Problem statement:
Read the records and gather each line that includes "Captain".

[Start of Dataset]

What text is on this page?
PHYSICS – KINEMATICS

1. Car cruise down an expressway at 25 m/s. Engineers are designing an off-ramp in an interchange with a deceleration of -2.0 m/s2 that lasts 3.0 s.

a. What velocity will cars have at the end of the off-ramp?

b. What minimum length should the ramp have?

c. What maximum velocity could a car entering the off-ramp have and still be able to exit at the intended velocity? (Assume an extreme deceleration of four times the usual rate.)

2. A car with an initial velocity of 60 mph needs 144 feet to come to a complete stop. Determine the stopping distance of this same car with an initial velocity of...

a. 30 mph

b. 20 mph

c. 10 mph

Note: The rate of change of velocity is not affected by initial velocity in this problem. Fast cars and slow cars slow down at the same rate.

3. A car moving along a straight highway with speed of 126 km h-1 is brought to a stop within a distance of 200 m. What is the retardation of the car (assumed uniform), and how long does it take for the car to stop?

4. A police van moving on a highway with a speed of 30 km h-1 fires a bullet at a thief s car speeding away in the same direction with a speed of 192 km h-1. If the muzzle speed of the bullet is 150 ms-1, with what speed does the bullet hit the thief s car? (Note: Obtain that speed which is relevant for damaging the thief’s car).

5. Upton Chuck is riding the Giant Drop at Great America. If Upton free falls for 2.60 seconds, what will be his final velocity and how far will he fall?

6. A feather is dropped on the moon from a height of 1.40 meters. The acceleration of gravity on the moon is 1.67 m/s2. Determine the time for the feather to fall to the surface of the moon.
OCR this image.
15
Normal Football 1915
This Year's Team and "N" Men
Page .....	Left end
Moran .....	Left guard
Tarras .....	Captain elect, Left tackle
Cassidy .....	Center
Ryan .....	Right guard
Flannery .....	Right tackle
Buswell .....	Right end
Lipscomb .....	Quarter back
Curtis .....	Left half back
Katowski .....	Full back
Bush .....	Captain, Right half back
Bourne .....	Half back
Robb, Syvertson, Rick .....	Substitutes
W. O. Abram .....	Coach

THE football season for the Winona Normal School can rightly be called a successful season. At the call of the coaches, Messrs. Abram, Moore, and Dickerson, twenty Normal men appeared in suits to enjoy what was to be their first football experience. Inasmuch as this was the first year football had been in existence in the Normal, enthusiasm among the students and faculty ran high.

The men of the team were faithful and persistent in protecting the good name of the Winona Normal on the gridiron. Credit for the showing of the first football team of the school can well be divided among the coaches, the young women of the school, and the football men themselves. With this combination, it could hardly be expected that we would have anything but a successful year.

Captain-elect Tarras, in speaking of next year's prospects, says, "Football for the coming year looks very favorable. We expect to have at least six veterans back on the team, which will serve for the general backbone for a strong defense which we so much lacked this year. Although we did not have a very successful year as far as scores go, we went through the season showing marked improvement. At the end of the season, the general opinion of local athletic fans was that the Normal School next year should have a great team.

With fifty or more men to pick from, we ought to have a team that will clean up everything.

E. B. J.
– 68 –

[End of Dataset]

Completed exercise:
Tarras .....	Captain elect, Left tackle
Bush .....	Captain, Right half back
Captain-elect Tarras, in speaking of next year's prospects, says, "Football for the coming year looks very favorable. We expect to have at least six veterans back on the team, which will serve for the general backbone for a strong defense which we so much lacked this year. Although we did not have a very successful year as far as scores go, we went through the season showing marked improvement. At the end of the season, the general opinion of local athletic fans was that the Normal School next year should have a great team.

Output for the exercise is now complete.